-- begin Input data --

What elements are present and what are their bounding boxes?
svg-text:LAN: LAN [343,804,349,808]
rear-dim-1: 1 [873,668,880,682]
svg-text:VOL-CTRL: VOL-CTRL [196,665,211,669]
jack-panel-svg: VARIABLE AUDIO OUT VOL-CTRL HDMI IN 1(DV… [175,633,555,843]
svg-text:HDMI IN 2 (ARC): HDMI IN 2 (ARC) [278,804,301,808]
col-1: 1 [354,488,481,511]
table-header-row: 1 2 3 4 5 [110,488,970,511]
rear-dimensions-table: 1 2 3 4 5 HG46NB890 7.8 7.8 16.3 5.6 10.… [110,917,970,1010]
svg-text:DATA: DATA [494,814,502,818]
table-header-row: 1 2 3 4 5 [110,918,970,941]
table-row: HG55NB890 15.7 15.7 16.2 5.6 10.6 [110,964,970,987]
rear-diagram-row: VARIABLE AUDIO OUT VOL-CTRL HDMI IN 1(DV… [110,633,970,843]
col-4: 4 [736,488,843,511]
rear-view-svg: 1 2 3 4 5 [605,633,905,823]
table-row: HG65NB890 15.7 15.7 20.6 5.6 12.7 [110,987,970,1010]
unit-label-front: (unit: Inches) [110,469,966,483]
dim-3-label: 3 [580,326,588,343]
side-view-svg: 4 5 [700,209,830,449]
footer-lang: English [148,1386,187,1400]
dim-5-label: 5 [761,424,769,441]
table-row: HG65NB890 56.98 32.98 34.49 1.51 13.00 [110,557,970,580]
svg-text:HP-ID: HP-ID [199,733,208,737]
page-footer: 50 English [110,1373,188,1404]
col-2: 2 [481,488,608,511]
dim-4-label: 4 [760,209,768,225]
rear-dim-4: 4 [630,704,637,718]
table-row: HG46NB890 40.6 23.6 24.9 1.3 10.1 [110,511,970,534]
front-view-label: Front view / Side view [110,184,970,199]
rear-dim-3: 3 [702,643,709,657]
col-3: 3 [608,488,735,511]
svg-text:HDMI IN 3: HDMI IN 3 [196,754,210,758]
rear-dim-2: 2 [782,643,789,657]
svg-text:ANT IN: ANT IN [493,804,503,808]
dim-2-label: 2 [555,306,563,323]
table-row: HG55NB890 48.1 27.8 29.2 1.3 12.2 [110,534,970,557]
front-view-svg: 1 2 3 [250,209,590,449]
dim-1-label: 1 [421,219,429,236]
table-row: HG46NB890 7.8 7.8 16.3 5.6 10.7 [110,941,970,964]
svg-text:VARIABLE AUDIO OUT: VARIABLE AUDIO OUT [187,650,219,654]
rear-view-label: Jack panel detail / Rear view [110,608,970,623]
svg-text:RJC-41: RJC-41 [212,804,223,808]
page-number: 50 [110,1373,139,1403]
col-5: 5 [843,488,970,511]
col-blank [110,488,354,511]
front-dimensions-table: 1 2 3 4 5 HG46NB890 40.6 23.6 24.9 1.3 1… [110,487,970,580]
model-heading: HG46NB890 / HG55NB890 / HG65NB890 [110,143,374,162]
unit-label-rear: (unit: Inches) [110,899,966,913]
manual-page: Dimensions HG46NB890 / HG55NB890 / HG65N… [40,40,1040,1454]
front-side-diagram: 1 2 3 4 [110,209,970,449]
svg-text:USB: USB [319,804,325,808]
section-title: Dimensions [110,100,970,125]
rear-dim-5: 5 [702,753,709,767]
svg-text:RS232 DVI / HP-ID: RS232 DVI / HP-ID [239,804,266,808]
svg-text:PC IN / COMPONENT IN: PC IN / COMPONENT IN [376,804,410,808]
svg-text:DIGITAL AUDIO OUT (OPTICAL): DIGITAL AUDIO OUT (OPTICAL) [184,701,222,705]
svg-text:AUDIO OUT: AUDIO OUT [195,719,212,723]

-- end Input data --

→ Given problem: Count how many lines of the records above contain the string "label", and reply with that number alone.

→ Reply: 9